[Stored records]

* START *

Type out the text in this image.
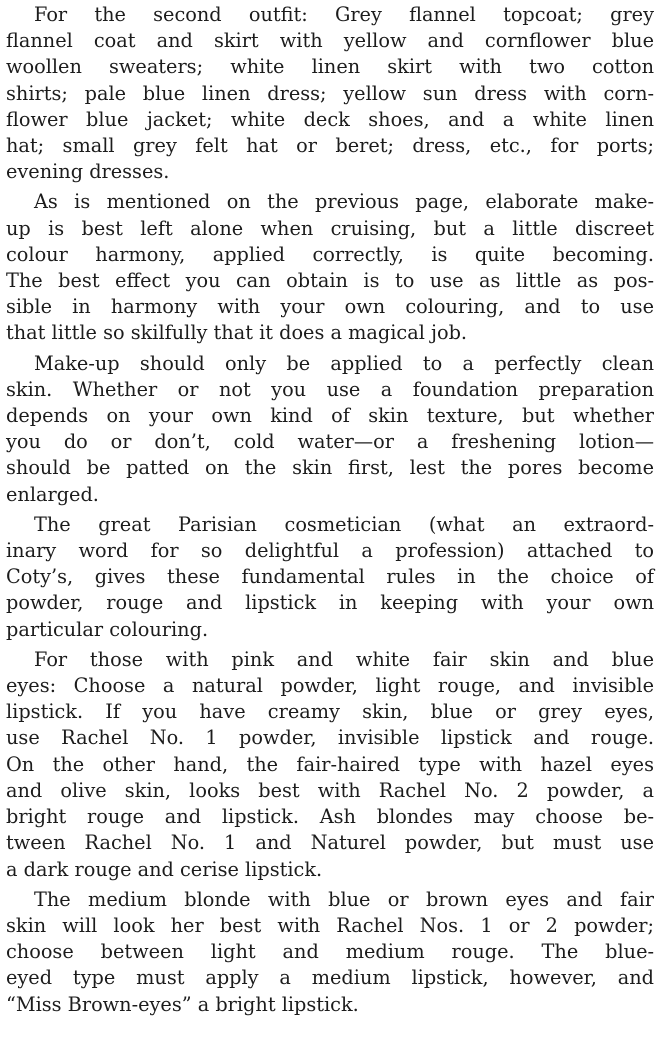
For the second outfit: Grey flannel topcoat; grey
flannel coat and skirt with yellow and cornflower blue
woollen sweaters; white linen skirt with two cotton
shirts; pale blue linen dress; yellow sun dress with corn-
flower blue jacket; white deck shoes, and a white linen
hat; small grey felt hat or beret; dress, etc., for ports;
evening dresses.

As is mentioned on the previous page, elaborate make-
up is best left alone when cruising, but a little discreet
colour harmony, applied correctly, is quite becoming.
The best effect you can obtain is to use as little as pos-
sible in harmony with your own colouring, and to use
that little so skilfully that it does a magical job.

Make-up should only be applied to a perfectly clean
skin. Whether or not you use a foundation preparation
depends on your own kind of skin texture, but whether
you do or don’t, cold water—or a freshening lotion—
should be patted on the skin first, lest the pores become
enlarged.

The great Parisian cosmetician (what an extraord-
inary word for so delightful a profession) attached to
Coty’s, gives these fundamental rules in the choice of
powder, rouge and lipstick in keeping with your own
particular colouring.

For those with pink and white fair skin and blue
eyes: Choose a natural powder, light rouge, and invisible
lipstick. If you have creamy skin, blue or grey eyes,
use Rachel No. 1 powder, invisible lipstick and rouge.
On the other hand, the fair-haired type with hazel eyes
and olive skin, looks best with Rachel No. 2 powder, a
bright rouge and lipstick. Ash blondes may choose be-
tween Rachel No. 1 and Naturel powder, but must use
a dark rouge and cerise lipstick.

The medium blonde with blue or brown eyes and fair
skin will look her best with Rachel Nos. 1 or 2 powder;
choose between light and medium rouge. The blue-
eyed type must apply a medium lipstick, however, and
“Miss Brown-eyes” a bright lipstick.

* END *

* Exercise requirements:
Omit the images and transcribe all of the records above word for word.

* Task output:
Type out the text in this image.
For the second outfit: Grey flannel topcoat; grey
flannel coat and skirt with yellow and cornflower blue
woollen sweaters; white linen skirt with two cotton
shirts; pale blue linen dress; yellow sun dress with corn-
flower blue jacket; white deck shoes, and a white linen
hat; small grey felt hat or beret; dress, etc., for ports;
evening dresses.

As is mentioned on the previous page, elaborate make-
up is best left alone when cruising, but a little discreet
colour harmony, applied correctly, is quite becoming.
The best effect you can obtain is to use as little as pos-
sible in harmony with your own colouring, and to use
that little so skilfully that it does a magical job.

Make-up should only be applied to a perfectly clean
skin. Whether or not you use a foundation preparation
depends on your own kind of skin texture, but whether
you do or don’t, cold water—or a freshening lotion—
should be patted on the skin first, lest the pores become
enlarged.

The great Parisian cosmetician (what an extraord-
inary word for so delightful a profession) attached to
Coty’s, gives these fundamental rules in the choice of
powder, rouge and lipstick in keeping with your own
particular colouring.

For those with pink and white fair skin and blue
eyes: Choose a natural powder, light rouge, and invisible
lipstick. If you have creamy skin, blue or grey eyes,
use Rachel No. 1 powder, invisible lipstick and rouge.
On the other hand, the fair-haired type with hazel eyes
and olive skin, looks best with Rachel No. 2 powder, a
bright rouge and lipstick. Ash blondes may choose be-
tween Rachel No. 1 and Naturel powder, but must use
a dark rouge and cerise lipstick.

The medium blonde with blue or brown eyes and fair
skin will look her best with Rachel Nos. 1 or 2 powder;
choose between light and medium rouge. The blue-
eyed type must apply a medium lipstick, however, and
“Miss Brown-eyes” a bright lipstick.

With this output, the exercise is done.